## What you have to do
Which lines include the word "кислородной"? Copy each of them.

(Raw records)
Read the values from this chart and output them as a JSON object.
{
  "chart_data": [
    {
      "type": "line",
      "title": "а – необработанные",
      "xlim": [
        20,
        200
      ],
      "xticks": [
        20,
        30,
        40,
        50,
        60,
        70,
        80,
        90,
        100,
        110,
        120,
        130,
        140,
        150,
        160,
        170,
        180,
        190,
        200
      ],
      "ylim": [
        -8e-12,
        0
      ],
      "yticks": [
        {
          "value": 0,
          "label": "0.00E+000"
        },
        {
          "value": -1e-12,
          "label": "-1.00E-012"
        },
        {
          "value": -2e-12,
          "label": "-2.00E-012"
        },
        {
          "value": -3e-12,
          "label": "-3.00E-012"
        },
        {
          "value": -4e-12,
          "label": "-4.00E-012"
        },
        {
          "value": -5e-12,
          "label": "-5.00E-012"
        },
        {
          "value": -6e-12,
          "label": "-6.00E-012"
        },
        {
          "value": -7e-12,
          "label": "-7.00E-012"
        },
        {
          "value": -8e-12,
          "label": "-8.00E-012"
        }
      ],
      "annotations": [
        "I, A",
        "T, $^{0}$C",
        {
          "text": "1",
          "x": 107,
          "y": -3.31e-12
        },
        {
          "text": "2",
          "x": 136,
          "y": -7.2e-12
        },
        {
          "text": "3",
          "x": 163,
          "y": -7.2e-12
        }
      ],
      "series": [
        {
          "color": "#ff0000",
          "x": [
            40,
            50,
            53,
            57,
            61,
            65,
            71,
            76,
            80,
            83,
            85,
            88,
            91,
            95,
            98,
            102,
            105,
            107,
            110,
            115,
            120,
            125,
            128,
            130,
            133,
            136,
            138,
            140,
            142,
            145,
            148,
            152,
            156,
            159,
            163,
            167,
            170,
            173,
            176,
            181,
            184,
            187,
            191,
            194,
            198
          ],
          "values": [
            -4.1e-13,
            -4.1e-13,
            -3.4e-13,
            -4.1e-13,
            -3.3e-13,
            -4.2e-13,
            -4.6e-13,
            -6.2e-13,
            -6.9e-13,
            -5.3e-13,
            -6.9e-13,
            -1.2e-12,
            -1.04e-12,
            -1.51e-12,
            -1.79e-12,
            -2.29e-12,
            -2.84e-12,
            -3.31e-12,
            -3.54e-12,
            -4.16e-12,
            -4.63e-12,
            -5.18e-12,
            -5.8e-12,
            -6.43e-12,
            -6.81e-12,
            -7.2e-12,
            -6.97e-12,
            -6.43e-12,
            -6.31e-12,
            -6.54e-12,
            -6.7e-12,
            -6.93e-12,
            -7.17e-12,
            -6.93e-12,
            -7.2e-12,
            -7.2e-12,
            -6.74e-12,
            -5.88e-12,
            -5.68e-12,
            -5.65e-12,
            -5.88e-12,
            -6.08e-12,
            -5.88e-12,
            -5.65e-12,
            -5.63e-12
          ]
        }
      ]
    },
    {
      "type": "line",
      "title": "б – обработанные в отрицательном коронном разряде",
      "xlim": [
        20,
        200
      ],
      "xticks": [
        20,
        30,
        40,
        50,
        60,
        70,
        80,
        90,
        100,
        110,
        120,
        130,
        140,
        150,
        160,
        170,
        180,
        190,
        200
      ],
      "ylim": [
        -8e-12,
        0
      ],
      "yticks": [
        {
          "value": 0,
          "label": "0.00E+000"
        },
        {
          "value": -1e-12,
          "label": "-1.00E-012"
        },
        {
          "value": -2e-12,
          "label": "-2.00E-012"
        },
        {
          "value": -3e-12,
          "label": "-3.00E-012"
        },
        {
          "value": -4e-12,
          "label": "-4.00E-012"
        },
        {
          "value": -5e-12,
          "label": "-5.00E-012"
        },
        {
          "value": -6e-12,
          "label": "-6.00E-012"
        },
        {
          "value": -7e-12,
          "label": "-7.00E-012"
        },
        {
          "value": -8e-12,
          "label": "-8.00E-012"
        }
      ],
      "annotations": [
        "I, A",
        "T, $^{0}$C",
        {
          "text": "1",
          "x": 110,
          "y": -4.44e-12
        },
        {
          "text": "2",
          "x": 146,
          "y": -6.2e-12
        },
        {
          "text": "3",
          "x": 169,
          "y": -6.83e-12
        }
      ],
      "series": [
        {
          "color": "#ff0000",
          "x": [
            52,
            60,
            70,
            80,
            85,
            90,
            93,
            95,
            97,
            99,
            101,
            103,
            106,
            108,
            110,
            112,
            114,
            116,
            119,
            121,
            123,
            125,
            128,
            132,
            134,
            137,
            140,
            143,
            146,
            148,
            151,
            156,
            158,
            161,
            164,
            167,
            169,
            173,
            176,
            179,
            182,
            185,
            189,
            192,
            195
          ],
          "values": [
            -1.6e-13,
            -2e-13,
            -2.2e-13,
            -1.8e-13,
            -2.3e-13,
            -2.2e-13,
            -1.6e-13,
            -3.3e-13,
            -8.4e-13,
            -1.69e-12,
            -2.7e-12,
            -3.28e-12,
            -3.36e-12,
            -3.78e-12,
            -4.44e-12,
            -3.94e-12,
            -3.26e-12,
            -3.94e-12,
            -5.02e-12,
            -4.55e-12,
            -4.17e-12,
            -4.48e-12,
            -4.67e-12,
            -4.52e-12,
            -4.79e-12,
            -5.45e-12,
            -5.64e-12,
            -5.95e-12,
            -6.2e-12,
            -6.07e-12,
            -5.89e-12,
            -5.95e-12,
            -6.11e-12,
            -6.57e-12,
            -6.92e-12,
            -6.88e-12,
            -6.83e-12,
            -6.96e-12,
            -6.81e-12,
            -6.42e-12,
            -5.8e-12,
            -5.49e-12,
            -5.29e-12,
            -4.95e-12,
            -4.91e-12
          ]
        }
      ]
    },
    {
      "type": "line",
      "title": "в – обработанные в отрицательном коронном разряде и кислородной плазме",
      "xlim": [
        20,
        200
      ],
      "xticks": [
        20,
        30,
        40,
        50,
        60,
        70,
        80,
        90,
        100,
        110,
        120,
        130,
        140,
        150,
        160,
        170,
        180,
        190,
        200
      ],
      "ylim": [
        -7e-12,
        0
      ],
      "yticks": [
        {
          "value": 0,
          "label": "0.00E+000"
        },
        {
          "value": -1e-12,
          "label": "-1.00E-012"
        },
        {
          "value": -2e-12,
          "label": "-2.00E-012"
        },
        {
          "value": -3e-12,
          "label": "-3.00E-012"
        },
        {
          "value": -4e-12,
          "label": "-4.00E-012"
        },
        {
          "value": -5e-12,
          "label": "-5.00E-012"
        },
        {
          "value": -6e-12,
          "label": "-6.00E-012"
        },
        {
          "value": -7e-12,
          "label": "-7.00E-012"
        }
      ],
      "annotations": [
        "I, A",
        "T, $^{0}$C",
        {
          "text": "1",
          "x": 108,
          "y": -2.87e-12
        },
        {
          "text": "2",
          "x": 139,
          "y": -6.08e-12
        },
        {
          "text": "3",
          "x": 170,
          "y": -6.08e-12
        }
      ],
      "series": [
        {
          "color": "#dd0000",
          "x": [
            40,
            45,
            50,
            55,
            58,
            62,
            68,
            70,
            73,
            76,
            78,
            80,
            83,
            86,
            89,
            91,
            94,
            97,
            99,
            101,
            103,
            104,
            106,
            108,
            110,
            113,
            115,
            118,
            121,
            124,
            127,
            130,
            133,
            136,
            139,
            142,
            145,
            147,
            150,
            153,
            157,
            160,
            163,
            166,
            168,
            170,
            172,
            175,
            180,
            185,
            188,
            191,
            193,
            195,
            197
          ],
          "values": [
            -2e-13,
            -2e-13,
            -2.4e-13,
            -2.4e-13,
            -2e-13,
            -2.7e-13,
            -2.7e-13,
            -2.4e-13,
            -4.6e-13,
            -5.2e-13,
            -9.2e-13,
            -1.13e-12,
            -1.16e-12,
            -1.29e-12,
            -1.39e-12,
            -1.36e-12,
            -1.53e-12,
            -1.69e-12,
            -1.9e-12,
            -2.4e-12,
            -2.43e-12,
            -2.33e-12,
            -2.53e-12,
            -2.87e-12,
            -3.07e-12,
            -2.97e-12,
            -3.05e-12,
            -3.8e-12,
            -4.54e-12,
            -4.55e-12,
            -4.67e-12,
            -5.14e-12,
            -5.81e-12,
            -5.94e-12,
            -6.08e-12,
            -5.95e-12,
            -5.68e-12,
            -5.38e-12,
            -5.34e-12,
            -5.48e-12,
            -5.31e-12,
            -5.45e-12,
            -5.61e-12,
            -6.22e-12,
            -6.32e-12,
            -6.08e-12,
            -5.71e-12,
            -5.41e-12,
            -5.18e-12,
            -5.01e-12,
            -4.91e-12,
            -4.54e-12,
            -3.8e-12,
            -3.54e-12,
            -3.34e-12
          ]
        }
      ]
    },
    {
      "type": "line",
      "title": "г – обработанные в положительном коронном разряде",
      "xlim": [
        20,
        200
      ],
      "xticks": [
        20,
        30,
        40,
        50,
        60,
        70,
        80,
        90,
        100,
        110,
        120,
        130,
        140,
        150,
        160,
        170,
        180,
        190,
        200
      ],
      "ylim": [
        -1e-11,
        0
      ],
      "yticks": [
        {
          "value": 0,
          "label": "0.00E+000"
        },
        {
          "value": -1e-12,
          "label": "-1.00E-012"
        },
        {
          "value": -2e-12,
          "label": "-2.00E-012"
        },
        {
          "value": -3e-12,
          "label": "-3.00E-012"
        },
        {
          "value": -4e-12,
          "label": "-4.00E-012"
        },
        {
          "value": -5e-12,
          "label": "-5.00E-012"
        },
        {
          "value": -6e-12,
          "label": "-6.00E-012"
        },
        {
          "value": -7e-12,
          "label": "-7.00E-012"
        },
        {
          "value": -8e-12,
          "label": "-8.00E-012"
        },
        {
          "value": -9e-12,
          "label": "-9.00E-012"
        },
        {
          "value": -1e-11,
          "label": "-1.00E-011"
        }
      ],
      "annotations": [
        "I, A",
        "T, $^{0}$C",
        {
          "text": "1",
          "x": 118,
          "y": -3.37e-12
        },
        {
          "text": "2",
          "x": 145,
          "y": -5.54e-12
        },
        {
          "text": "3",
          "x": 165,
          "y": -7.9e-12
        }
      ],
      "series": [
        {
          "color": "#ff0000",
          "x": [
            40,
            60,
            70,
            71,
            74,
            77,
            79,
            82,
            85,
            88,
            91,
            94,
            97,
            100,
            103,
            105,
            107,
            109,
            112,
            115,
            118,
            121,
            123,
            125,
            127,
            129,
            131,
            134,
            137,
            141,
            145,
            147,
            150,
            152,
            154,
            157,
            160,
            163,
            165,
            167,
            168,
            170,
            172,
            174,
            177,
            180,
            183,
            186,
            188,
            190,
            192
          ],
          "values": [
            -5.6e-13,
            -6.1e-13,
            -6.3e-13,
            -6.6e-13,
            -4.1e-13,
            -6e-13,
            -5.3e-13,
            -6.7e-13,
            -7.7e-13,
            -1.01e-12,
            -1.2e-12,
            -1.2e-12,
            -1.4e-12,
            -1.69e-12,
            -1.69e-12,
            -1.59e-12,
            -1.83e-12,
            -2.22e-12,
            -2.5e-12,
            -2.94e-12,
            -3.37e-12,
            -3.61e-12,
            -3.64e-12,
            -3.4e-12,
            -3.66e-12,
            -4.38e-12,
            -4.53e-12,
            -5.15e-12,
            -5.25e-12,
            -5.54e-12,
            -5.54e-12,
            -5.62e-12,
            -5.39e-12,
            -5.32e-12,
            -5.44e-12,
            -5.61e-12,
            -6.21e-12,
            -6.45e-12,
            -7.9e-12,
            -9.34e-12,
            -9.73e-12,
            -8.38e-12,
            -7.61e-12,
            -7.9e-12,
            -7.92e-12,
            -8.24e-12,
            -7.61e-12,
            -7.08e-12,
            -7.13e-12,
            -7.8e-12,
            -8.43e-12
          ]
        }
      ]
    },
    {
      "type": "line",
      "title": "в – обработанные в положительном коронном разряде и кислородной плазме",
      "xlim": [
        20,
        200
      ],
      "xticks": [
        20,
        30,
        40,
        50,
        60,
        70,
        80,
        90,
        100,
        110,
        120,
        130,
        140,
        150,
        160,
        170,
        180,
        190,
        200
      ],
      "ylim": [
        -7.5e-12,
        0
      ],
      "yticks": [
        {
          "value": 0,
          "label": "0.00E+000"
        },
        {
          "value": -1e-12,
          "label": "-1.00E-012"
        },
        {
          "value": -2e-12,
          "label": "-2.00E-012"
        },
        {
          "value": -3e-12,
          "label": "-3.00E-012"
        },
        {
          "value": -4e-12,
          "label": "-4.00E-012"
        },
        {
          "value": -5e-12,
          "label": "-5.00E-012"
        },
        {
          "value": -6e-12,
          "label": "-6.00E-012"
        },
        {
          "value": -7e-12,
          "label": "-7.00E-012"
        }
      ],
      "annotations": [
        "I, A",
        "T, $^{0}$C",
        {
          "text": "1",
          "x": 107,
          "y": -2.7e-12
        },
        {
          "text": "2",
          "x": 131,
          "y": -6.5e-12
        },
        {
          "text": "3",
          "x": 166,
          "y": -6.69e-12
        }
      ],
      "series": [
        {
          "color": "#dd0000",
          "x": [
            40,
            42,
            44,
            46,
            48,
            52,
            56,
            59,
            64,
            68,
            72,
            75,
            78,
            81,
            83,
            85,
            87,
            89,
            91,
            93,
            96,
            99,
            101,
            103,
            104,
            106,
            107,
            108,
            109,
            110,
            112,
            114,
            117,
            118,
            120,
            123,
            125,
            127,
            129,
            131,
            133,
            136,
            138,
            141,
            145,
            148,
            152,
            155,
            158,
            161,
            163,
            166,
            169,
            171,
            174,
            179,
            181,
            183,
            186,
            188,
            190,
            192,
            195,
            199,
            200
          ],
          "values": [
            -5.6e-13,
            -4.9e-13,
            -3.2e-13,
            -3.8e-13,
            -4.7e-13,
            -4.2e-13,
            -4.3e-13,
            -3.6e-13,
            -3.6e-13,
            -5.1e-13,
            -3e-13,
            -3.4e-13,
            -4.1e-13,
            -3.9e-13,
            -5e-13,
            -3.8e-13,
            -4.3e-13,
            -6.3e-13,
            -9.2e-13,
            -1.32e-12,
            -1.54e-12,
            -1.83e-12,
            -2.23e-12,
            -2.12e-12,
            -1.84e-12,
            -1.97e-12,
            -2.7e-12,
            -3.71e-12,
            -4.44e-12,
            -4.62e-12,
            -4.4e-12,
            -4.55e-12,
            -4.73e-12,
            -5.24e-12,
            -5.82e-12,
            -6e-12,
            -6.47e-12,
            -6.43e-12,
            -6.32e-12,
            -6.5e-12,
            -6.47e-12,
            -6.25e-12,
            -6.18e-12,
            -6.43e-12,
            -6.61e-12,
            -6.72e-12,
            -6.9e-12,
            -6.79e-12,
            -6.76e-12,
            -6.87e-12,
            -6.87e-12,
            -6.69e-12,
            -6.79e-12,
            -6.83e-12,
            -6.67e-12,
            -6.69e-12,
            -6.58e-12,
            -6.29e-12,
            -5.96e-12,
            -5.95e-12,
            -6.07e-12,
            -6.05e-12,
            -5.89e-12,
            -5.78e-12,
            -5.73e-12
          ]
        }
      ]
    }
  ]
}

## Answer in full
      "title": "в – обработанные в отрицательном коронном разряде и кислородной плазме",
      "title": "в – обработанные в положительном коронном разряде и кислородной плазме",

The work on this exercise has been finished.